-- WHAT YOU WILL DO --
From the entries below, please gather each line containing the string "Engineering".

(Data records)
§ §
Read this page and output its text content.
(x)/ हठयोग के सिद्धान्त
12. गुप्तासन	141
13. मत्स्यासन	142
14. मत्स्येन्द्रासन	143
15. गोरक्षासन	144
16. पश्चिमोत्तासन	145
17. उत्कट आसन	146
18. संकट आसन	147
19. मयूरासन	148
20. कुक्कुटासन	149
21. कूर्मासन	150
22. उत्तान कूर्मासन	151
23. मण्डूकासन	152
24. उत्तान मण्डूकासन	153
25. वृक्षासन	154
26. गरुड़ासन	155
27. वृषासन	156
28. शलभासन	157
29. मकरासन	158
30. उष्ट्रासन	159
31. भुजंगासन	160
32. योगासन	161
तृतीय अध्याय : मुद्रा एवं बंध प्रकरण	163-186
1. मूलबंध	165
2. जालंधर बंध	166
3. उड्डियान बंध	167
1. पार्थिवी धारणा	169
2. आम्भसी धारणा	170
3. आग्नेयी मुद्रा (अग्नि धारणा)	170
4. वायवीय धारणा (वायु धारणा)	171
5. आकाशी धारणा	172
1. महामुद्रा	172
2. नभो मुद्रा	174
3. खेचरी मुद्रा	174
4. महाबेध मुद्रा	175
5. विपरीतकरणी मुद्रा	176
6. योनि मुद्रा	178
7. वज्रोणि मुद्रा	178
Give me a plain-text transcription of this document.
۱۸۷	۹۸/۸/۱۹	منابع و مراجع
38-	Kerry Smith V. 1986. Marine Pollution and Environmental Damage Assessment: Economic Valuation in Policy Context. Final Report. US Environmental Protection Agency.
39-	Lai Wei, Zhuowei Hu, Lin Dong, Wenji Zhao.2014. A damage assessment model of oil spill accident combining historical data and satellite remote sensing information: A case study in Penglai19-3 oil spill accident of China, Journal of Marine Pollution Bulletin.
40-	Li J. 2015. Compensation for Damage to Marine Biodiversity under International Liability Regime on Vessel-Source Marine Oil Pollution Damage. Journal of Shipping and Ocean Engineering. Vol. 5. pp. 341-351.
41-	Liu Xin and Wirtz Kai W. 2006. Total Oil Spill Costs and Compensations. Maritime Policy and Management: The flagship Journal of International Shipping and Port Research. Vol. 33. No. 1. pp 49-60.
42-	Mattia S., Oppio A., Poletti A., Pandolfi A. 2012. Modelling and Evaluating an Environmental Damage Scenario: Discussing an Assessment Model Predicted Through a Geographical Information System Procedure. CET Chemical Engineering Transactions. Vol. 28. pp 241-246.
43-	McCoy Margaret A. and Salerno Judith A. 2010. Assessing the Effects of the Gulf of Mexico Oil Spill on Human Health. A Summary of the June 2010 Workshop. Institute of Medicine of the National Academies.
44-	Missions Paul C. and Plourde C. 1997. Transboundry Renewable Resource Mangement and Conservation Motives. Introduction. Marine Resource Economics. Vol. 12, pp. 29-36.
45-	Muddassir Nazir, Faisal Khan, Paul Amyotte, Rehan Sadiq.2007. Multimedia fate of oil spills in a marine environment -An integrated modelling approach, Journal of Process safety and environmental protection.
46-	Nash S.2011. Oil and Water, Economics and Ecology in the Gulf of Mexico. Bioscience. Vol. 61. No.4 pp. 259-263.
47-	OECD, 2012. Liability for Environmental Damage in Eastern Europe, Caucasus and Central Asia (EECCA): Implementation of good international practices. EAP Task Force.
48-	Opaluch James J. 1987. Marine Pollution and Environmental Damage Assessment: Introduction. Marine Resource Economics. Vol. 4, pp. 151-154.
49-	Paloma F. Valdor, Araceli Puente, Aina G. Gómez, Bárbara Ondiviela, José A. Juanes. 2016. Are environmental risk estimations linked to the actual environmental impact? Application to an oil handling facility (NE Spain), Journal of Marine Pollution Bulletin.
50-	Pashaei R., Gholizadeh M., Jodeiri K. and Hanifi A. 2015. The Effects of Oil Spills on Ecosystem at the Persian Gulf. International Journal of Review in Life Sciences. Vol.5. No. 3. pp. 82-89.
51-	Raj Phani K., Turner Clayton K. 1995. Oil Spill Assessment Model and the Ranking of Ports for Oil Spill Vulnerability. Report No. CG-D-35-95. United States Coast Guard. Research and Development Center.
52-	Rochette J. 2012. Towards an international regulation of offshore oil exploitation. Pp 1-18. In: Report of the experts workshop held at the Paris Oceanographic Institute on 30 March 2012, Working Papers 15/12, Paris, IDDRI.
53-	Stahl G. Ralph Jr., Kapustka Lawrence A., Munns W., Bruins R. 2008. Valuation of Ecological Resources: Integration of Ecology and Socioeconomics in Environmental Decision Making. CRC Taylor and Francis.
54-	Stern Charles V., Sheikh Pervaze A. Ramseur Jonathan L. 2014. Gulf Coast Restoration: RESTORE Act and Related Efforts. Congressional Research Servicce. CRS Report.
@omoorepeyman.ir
§ §
-- THE OUTPUT --
40-	Li J. 2015. Compensation for Damage to Marine Biodiversity under International Liability Regime on Vessel-Source Marine Oil Pollution Damage. Journal of Shipping and Ocean Engineering. Vol. 5. pp. 341-351.
42-	Mattia S., Oppio A., Poletti A., Pandolfi A. 2012. Modelling and Evaluating an Environmental Damage Scenario: Discussing an Assessment Model Predicted Through a Geographical Information System Procedure. CET Chemical Engineering Transactions. Vol. 28. pp 241-246.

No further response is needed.